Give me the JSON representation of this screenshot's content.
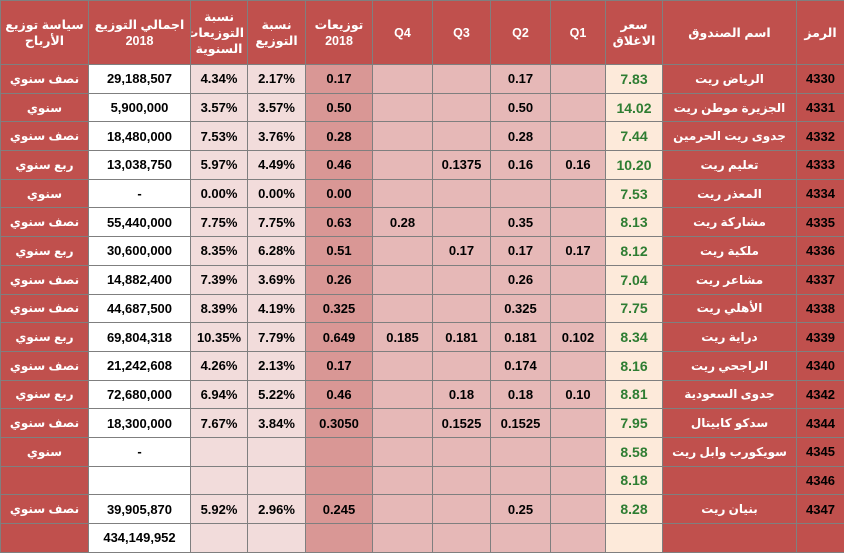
{
  "table": {
    "header": [
      "الرمز",
      "اسم الصندوق",
      "سعر الاغلاق",
      "Q1",
      "Q2",
      "Q3",
      "Q4",
      "توزيعات 2018",
      "نسبة التوزيع",
      "نسبة التوزيعات السنوية",
      "اجمالي التوزيع 2018",
      "سياسة توزيع الأرباح"
    ],
    "rows": [
      [
        "4330",
        "الرياض ريت",
        "7.83",
        null,
        "0.17",
        null,
        null,
        "0.17",
        "2.17%",
        "4.34%",
        "29,188,507",
        "نصف سنوي"
      ],
      [
        "4331",
        "الجزيرة موطن ريت",
        "14.02",
        null,
        "0.50",
        null,
        null,
        "0.50",
        "3.57%",
        "3.57%",
        "5,900,000",
        "سنوي"
      ],
      [
        "4332",
        "جدوى ريت الحرمين",
        "7.44",
        null,
        "0.28",
        null,
        null,
        "0.28",
        "3.76%",
        "7.53%",
        "18,480,000",
        "نصف سنوي"
      ],
      [
        "4333",
        "تعليم ريت",
        "10.20",
        "0.16",
        "0.16",
        "0.1375",
        null,
        "0.46",
        "4.49%",
        "5.97%",
        "13,038,750",
        "ربع سنوي"
      ],
      [
        "4334",
        "المعذر ريت",
        "7.53",
        null,
        null,
        null,
        null,
        "0.00",
        "0.00%",
        "0.00%",
        "-",
        "سنوي"
      ],
      [
        "4335",
        "مشاركة ريت",
        "8.13",
        null,
        "0.35",
        null,
        "0.28",
        "0.63",
        "7.75%",
        "7.75%",
        "55,440,000",
        "نصف سنوي"
      ],
      [
        "4336",
        "ملكية ريت",
        "8.12",
        "0.17",
        "0.17",
        "0.17",
        null,
        "0.51",
        "6.28%",
        "8.35%",
        "30,600,000",
        "ربع سنوي"
      ],
      [
        "4337",
        "مشاعر ريت",
        "7.04",
        null,
        "0.26",
        null,
        null,
        "0.26",
        "3.69%",
        "7.39%",
        "14,882,400",
        "نصف سنوي"
      ],
      [
        "4338",
        "الأهلي ريت",
        "7.75",
        null,
        "0.325",
        null,
        null,
        "0.325",
        "4.19%",
        "8.39%",
        "44,687,500",
        "نصف سنوي"
      ],
      [
        "4339",
        "دراية ريت",
        "8.34",
        "0.102",
        "0.181",
        "0.181",
        "0.185",
        "0.649",
        "7.79%",
        "10.35%",
        "69,804,318",
        "ربع سنوي"
      ],
      [
        "4340",
        "الراجحي ريت",
        "8.16",
        null,
        "0.174",
        null,
        null,
        "0.17",
        "2.13%",
        "4.26%",
        "21,242,608",
        "نصف سنوي"
      ],
      [
        "4342",
        "جدوى السعودية",
        "8.81",
        "0.10",
        "0.18",
        "0.18",
        null,
        "0.46",
        "5.22%",
        "6.94%",
        "72,680,000",
        "ربع سنوي"
      ],
      [
        "4344",
        "سدكو كابيتال",
        "7.95",
        null,
        "0.1525",
        "0.1525",
        null,
        "0.3050",
        "3.84%",
        "7.67%",
        "18,300,000",
        "نصف سنوي"
      ],
      [
        "4345",
        "سويكورب وابل ريت",
        "8.58",
        null,
        null,
        null,
        null,
        null,
        null,
        null,
        "-",
        "سنوي"
      ],
      [
        "4346",
        null,
        "8.18",
        null,
        null,
        null,
        null,
        null,
        null,
        null,
        null,
        null
      ],
      [
        "4347",
        "بنيان ريت",
        "8.28",
        null,
        "0.25",
        null,
        null,
        "0.245",
        "2.96%",
        "5.92%",
        "39,905,870",
        "نصف سنوي"
      ],
      [
        null,
        null,
        null,
        null,
        null,
        null,
        null,
        null,
        null,
        null,
        "434,149,952",
        null
      ]
    ]
  }
}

++++++++++++++++++++

Find every line in the records above that contains the word "نسبة", and copy each one.

_Final result_
      "نسبة التوزيع",
      "نسبة التوزيعات السنوية",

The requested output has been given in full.